- Exercise objective -
Copy each line in the data that includes the word "sexo".

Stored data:

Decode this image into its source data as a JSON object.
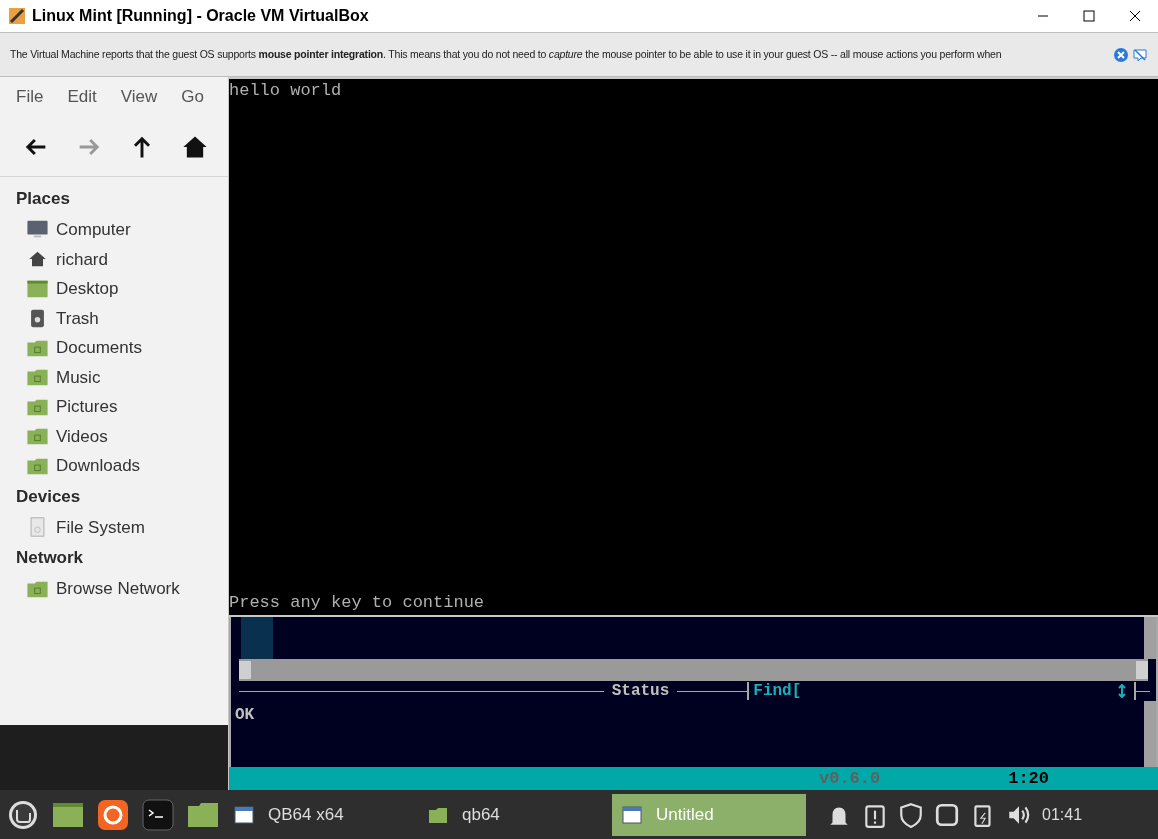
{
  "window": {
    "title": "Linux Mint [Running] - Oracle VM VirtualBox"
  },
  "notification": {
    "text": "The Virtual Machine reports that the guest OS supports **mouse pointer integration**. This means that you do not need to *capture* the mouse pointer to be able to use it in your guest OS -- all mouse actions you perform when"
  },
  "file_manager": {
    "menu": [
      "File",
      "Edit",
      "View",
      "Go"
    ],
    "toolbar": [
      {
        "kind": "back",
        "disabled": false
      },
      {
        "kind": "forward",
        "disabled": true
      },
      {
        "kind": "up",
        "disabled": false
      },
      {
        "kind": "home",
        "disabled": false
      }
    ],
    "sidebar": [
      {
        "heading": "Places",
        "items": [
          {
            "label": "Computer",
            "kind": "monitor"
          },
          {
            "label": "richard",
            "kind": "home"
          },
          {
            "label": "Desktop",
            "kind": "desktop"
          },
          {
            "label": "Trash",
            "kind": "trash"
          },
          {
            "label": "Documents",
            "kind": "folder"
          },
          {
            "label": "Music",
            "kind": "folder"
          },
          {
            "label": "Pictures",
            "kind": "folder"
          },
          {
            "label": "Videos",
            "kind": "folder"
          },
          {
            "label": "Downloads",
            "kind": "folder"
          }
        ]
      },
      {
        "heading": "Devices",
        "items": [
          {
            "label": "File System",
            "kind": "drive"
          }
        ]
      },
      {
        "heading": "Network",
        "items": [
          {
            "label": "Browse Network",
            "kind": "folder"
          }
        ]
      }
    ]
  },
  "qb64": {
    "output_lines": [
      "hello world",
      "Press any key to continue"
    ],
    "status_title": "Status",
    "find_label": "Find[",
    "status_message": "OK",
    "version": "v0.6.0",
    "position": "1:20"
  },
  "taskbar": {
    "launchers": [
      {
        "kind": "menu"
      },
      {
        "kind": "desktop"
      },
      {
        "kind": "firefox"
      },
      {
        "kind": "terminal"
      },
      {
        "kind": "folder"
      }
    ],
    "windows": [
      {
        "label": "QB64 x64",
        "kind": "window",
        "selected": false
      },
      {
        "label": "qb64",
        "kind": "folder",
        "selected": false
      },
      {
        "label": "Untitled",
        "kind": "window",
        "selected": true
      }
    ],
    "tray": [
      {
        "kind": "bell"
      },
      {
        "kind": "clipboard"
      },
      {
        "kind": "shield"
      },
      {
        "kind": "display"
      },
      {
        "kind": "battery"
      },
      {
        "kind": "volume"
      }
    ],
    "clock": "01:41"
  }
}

--

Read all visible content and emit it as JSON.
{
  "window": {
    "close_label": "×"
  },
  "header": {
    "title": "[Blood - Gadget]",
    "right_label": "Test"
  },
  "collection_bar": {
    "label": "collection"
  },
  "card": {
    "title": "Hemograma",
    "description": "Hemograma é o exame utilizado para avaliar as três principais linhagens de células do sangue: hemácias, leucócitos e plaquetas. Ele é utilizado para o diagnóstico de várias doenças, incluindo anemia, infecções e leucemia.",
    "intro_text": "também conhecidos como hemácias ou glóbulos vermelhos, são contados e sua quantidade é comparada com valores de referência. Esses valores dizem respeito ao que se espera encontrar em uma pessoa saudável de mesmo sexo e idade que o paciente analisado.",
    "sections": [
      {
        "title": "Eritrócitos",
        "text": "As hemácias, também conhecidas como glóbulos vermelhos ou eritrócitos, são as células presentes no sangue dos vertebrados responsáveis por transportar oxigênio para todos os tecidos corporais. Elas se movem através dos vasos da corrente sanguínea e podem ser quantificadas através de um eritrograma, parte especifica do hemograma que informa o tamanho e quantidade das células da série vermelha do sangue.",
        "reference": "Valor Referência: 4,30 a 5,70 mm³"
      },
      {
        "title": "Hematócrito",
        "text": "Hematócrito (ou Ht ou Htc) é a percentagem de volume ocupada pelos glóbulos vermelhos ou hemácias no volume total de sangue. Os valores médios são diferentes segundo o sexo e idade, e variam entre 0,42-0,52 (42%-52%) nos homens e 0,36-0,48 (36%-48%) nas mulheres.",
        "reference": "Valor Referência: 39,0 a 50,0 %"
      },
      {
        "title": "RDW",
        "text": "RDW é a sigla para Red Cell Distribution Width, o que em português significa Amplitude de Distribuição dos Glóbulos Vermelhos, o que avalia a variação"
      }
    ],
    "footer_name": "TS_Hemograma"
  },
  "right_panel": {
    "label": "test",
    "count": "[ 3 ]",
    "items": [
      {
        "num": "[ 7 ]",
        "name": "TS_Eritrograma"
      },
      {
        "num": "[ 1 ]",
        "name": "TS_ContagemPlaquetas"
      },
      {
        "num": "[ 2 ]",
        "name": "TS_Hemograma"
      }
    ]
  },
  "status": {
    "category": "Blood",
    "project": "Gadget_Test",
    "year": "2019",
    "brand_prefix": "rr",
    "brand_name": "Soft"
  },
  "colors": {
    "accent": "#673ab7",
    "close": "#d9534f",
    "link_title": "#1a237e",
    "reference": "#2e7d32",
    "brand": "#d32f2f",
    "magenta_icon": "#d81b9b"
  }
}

- Right answer -
    "intro_text": "também conhecidos como hemácias ou glóbulos vermelhos, são contados e sua quantidade é comparada com valores de referência. Esses valores dizem respeito ao que se espera encontrar em uma pessoa saudável de mesmo sexo e idade que o paciente analisado.",
        "text": "Hematócrito (ou Ht ou Htc) é a percentagem de volume ocupada pelos glóbulos vermelhos ou hemácias no volume total de sangue. Os valores médios são diferentes segundo o sexo e idade, e variam entre 0,42-0,52 (42%-52%) nos homens e 0,36-0,48 (36%-48%) nas mulheres.",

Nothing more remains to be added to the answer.